[Stored items]
---------------

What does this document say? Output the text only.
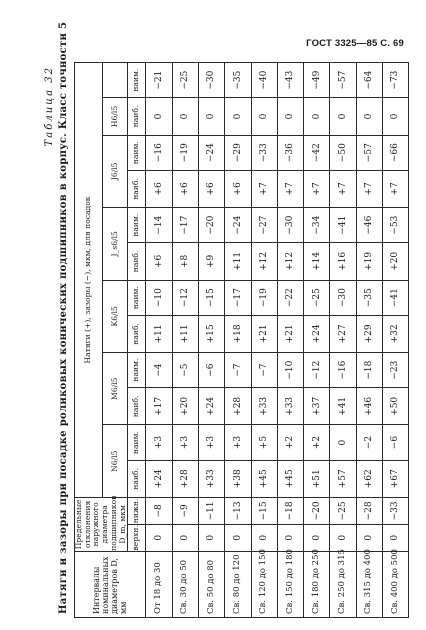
ГОСТ 3325—85 С. 69
Таблица 32 Натяги и зазоры при посадке роликовых конических подшипников в корпус. Класс точности 5	Интервалы номинальных диаметров D, мм	Предельные отклонения наружного диаметра подшипников D_m, мкм		Натяги (+), зазоры (−), мкм, для посадок											
			N6/l5		M6/l5		K6/l5		J_s6/l5		J6/l5		H6/l5	
	верхн.	нижн.	наиб.	наим.	наиб.	наим.	наиб.	наим.	наиб.	наим.	наиб.	наим.	наиб.	наим.
От 18 до 30	0	−8	+24	+3	+17	−4	+11	−10	+6	−14	+6	−16	0	−21
Св. 30 до 50	0	−9	+28	+3	+20	−5	+11	−12	+8	−17	+6	−19	0	−25
Св. 50 до 80	0	−11	+33	+3	+24	−6	+15	−15	+9	−20	+6	−24	0	−30
Св. 80 до 120	0	−13	+38	+3	+28	−7	+18	−17	+11	−24	+6	−29	0	−35
Св. 120 до 150	0	−15	+45	+5	+33	−7	+21	−19	+12	−27	+7	−33	0	−40
Св. 150 до 180	0	−18	+45	+2	+33	−10	+21	−22	+12	−30	+7	−36	0	−43
Св. 180 до 250	0	−20	+51	+2	+37	−12	+24	−25	+14	−34	+7	−42	0	−49
Св. 250 до 315	0	−25	+57	0	+41	−16	+27	−30	+16	−41	+7	−50	0	−57
Св. 315 до 400	0	−28	+62	−2	+46	−18	+29	−35	+19	−46	+7	−57	0	−64
Св. 400 до 500	0	−33	+67	−6	+50	−23	+32	−41	+20	−53	+7	−66	0	−73
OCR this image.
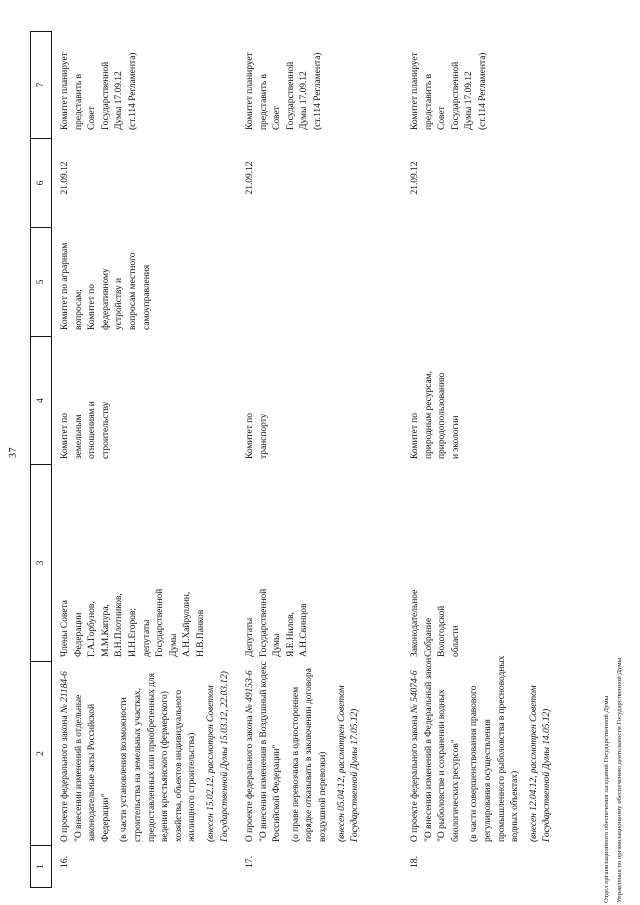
37
1
2
3
4
5
6
7
16.
О проекте федерального закона № 21184-6
"О внесении изменений в отдельные законодательные акты Российской Федерации" (в части установления возможности строительства на земельных участках, предоставленных или приобретенных для ведения крестьянского (фермерского) хозяйства, объектов индивидуального жилищного строительства) (внесен 15.02.12, рассмотрен Советом Государственной Думы 15.03.12, 22.03.12)
Члены Совета Федерации Г.А.Горбунов, М.М.Капура, В.Н.Плотников, И.Н.Егоров; депутаты Государственной Думы А.Н.Хайруллин, Н.В.Панков
Комитет по земельным отношениям и строительству
Комитет по аграрным вопросам; Комитет по федеративному устройству и вопросам местного самоуправления
21.09.12
Комитет планирует представить в Совет Государственной Думы 17.09.12 (ст.114 Регламента)
17.
О проекте федерального закона № 49153-6 "О внесении изменения в Воздушный кодекс Российской Федерации" (о праве перевозчика в одностороннем порядке отказывать в заключении договора воздушной перевозки) (внесен 05.04.12, рассмотрен Советом Государственной Думы 17.05.12)
Депутаты Государственной Думы Я.Е.Нилов, А.Н.Свинцов
Комитет по транспорту
21.09.12
Комитет планирует представить в Совет Государственной Думы 17.09.12 (ст.114 Регламента)
18.
О проекте федерального закона № 54074-6 "О внесении изменений в Федеральный закон "О рыболовстве и сохранении водных биологических ресурсов" (в части совершенствования правового регулирования осуществления промышленного рыболовства в пресноводных водных объектах) (внесен 12.04.12, рассмотрен Советом Государственной Думы 14.05.12)
Законодательное Собрание Вологодской области
Комитет по природным ресурсам, природопользованию и экологии
21.09.12
Комитет планирует представить в Совет Государственной Думы 17.09.12 (ст.114 Регламента)
Отдел организационного обеспечения заседаний Государственной Думы Управления по организационному обеспечению деятельности Государственной Думы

---------------

• [PROBLEM REQUIREMENTS]
Which lines hold the word "this"? Copy each of them from the records.

• [RESPONSE TO THE TASK]
What does this document say? Output the text only.
OCR this image.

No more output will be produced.